_Written task_.
Print the records below word for word, but leave out the pictures.

_Stored data entries_.
┌──

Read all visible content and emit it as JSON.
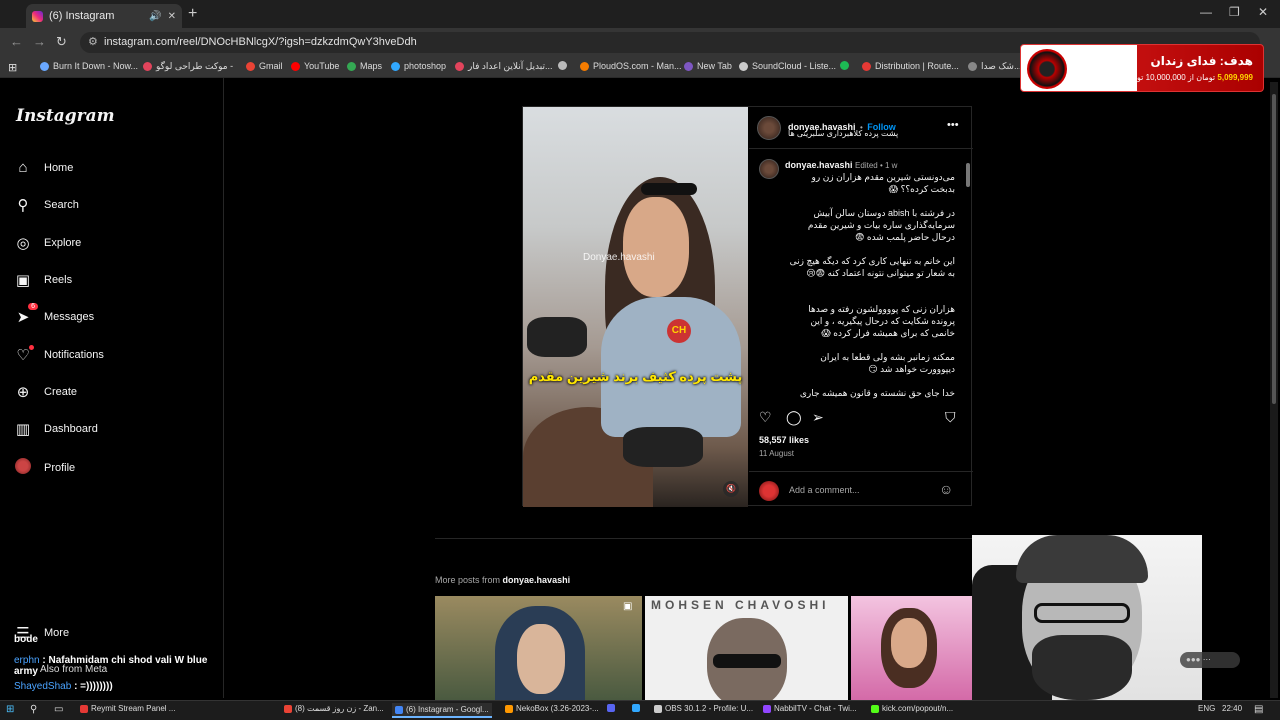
{
  "browser": {
    "tab_title": "(6) Instagram",
    "url": "instagram.com/reel/DNOcHBNlcgX/?igsh=dzkzdmQwY3hveDdh",
    "bookmarks": [
      {
        "label": "Burn It Down - Now...",
        "color": "#6aa8ff"
      },
      {
        "label": "موکت طراحی لوگو -",
        "color": "#e2445c"
      },
      {
        "label": "Gmail",
        "color": "#ea4335"
      },
      {
        "label": "YouTube",
        "color": "#ff0000"
      },
      {
        "label": "Maps",
        "color": "#34a853"
      },
      {
        "label": "photoshop",
        "color": "#31a8ff"
      },
      {
        "label": "تبدیل آنلاین اعداد فار...",
        "color": "#e2445c"
      },
      {
        "label": "",
        "color": "#bbbbbb"
      },
      {
        "label": "PloudOS.com - Man...",
        "color": "#f57c00"
      },
      {
        "label": "New Tab",
        "color": "#7e57c2"
      },
      {
        "label": "SoundCloud - Liste...",
        "color": "#cccccc"
      },
      {
        "label": "",
        "color": "#1db954"
      },
      {
        "label": "Distribution | Route...",
        "color": "#e53935"
      },
      {
        "label": "شک صدا...",
        "color": "#888888"
      }
    ]
  },
  "donation": {
    "title": "هدف: فدای زندان",
    "amount": "5,099,999",
    "rest": "تومان از 10,000,000 تومان تکمیل شده است."
  },
  "sidebar": {
    "logo": "Instagram",
    "items": [
      {
        "label": "Home",
        "icon": "⌂",
        "name": "home-icon"
      },
      {
        "label": "Search",
        "icon": "⚲",
        "name": "search-icon"
      },
      {
        "label": "Explore",
        "icon": "◎",
        "name": "compass-icon"
      },
      {
        "label": "Reels",
        "icon": "▣",
        "name": "reels-icon"
      },
      {
        "label": "Messages",
        "icon": "➤",
        "name": "messages-icon",
        "badge": "6"
      },
      {
        "label": "Notifications",
        "icon": "♡",
        "name": "heart-icon",
        "dot": true
      },
      {
        "label": "Create",
        "icon": "⊕",
        "name": "create-icon"
      },
      {
        "label": "Dashboard",
        "icon": "▥",
        "name": "dashboard-icon"
      },
      {
        "label": "Profile",
        "icon": "",
        "name": "profile-avatar"
      }
    ],
    "more": "More",
    "also_from": "Also from Meta"
  },
  "post": {
    "username": "donyae.havashi",
    "follow": "Follow",
    "subtitle": "پشت پرده کلاهبرداری سلبریتی ها",
    "video_watermark": "Donyae.havashi",
    "video_overlay": "پشت پرده کثیف برند شیرین مقدم",
    "video_logo": "CH",
    "caption_user": "donyae.havashi",
    "caption_meta": "Edited • 1 w",
    "caption": [
      "می‌دونستی شیرین مقدم هزاران زن رو بدبخت کرده؟؟ 😱",
      "در فرشته با abish دوستان سالن آبیش سرمایه‌گذاری ساره بیات و شیرین مقدم درحال حاضر پلمب شده 😨",
      "این خانم به تنهایی کاری کرد که دیگه هیچ زنی به شعار تو میتوانی نتونه اعتماد کنه 😨😢",
      "هزاران زنی که پوووولشون رفته و صدها پرونده شکایت که درحال پیگیریه ، و این خانمی که برای همیشه فرار کرده 😱",
      "ممکنه زمانبر بشه ولی قطعا به ایران دیپووورت خواهد شد 😏",
      "خدا جای حق نشسته و قانون همیشه جاری"
    ],
    "likes": "58,557 likes",
    "date": "11 August",
    "comment_placeholder": "Add a comment..."
  },
  "more_posts": {
    "prefix": "More posts from",
    "username": "donyae.havashi",
    "thumb_text": "MOHSEN CHAVOSHI"
  },
  "chat": {
    "line0": "bode",
    "user1": "erphn",
    "msg1": ": Nafahmidam chi shod vali W blue army",
    "user2": "ShayedShab",
    "msg2": ": =))))))))"
  },
  "taskbar": {
    "items": [
      {
        "label": "Reymit Stream Panel ...",
        "color": "#e53935"
      },
      {
        "label": "(8) زن روز قسمت - Zan...",
        "color": "#ea4335"
      },
      {
        "label": "(6) Instagram - Googl...",
        "color": "#4285f4",
        "active": true
      },
      {
        "label": "NekoBox (3.26-2023-...",
        "color": "#ff9800"
      },
      {
        "label": "",
        "color": "#5865f2"
      },
      {
        "label": "",
        "color": "#31a8ff"
      },
      {
        "label": "OBS 30.1.2 - Profile: U...",
        "color": "#cccccc"
      },
      {
        "label": "NabbilTV - Chat - Twi...",
        "color": "#9146ff"
      },
      {
        "label": "kick.com/popout/n...",
        "color": "#53fc18"
      }
    ],
    "lang": "ENG",
    "time": "22:40"
  }
}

└──

_Written response_.
Read all visible content and emit it as JSON.
{
  "browser": {
    "tab_title": "(6) Instagram",
    "url": "instagram.com/reel/DNOcHBNlcgX/?igsh=dzkzdmQwY3hveDdh",
    "bookmarks": [
      {
        "label": "Burn It Down - Now...",
        "color": "#6aa8ff"
      },
      {
        "label": "موکت طراحی لوگو -",
        "color": "#e2445c"
      },
      {
        "label": "Gmail",
        "color": "#ea4335"
      },
      {
        "label": "YouTube",
        "color": "#ff0000"
      },
      {
        "label": "Maps",
        "color": "#34a853"
      },
      {
        "label": "photoshop",
        "color": "#31a8ff"
      },
      {
        "label": "تبدیل آنلاین اعداد فار...",
        "color": "#e2445c"
      },
      {
        "label": "",
        "color": "#bbbbbb"
      },
      {
        "label": "PloudOS.com - Man...",
        "color": "#f57c00"
      },
      {
        "label": "New Tab",
        "color": "#7e57c2"
      },
      {
        "label": "SoundCloud - Liste...",
        "color": "#cccccc"
      },
      {
        "label": "",
        "color": "#1db954"
      },
      {
        "label": "Distribution | Route...",
        "color": "#e53935"
      },
      {
        "label": "شک صدا...",
        "color": "#888888"
      }
    ]
  },
  "donation": {
    "title": "هدف: فدای زندان",
    "amount": "5,099,999",
    "rest": "تومان از 10,000,000 تومان تکمیل شده است."
  },
  "sidebar": {
    "logo": "Instagram",
    "items": [
      {
        "label": "Home",
        "icon": "⌂",
        "name": "home-icon"
      },
      {
        "label": "Search",
        "icon": "⚲",
        "name": "search-icon"
      },
      {
        "label": "Explore",
        "icon": "◎",
        "name": "compass-icon"
      },
      {
        "label": "Reels",
        "icon": "▣",
        "name": "reels-icon"
      },
      {
        "label": "Messages",
        "icon": "➤",
        "name": "messages-icon",
        "badge": "6"
      },
      {
        "label": "Notifications",
        "icon": "♡",
        "name": "heart-icon",
        "dot": true
      },
      {
        "label": "Create",
        "icon": "⊕",
        "name": "create-icon"
      },
      {
        "label": "Dashboard",
        "icon": "▥",
        "name": "dashboard-icon"
      },
      {
        "label": "Profile",
        "icon": "",
        "name": "profile-avatar"
      }
    ],
    "more": "More",
    "also_from": "Also from Meta"
  },
  "post": {
    "username": "donyae.havashi",
    "follow": "Follow",
    "subtitle": "پشت پرده کلاهبرداری سلبریتی ها",
    "video_watermark": "Donyae.havashi",
    "video_overlay": "پشت پرده کثیف برند شیرین مقدم",
    "video_logo": "CH",
    "caption_user": "donyae.havashi",
    "caption_meta": "Edited • 1 w",
    "caption": [
      "می‌دونستی شیرین مقدم هزاران زن رو بدبخت کرده؟؟ 😱",
      "در فرشته با abish دوستان سالن آبیش سرمایه‌گذاری ساره بیات و شیرین مقدم درحال حاضر پلمب شده 😨",
      "این خانم به تنهایی کاری کرد که دیگه هیچ زنی به شعار تو میتوانی نتونه اعتماد کنه 😨😢",
      "هزاران زنی که پوووولشون رفته و صدها پرونده شکایت که درحال پیگیریه ، و این خانمی که برای همیشه فرار کرده 😱",
      "ممکنه زمانبر بشه ولی قطعا به ایران دیپووورت خواهد شد 😏",
      "خدا جای حق نشسته و قانون همیشه جاری"
    ],
    "likes": "58,557 likes",
    "date": "11 August",
    "comment_placeholder": "Add a comment..."
  },
  "more_posts": {
    "prefix": "More posts from",
    "username": "donyae.havashi",
    "thumb_text": "MOHSEN CHAVOSHI"
  },
  "chat": {
    "line0": "bode",
    "user1": "erphn",
    "msg1": ": Nafahmidam chi shod vali W blue army",
    "user2": "ShayedShab",
    "msg2": ": =))))))))"
  },
  "taskbar": {
    "items": [
      {
        "label": "Reymit Stream Panel ...",
        "color": "#e53935"
      },
      {
        "label": "(8) زن روز قسمت - Zan...",
        "color": "#ea4335"
      },
      {
        "label": "(6) Instagram - Googl...",
        "color": "#4285f4",
        "active": true
      },
      {
        "label": "NekoBox (3.26-2023-...",
        "color": "#ff9800"
      },
      {
        "label": "",
        "color": "#5865f2"
      },
      {
        "label": "",
        "color": "#31a8ff"
      },
      {
        "label": "OBS 30.1.2 - Profile: U...",
        "color": "#cccccc"
      },
      {
        "label": "NabbilTV - Chat - Twi...",
        "color": "#9146ff"
      },
      {
        "label": "kick.com/popout/n...",
        "color": "#53fc18"
      }
    ],
    "lang": "ENG",
    "time": "22:40"
  }
}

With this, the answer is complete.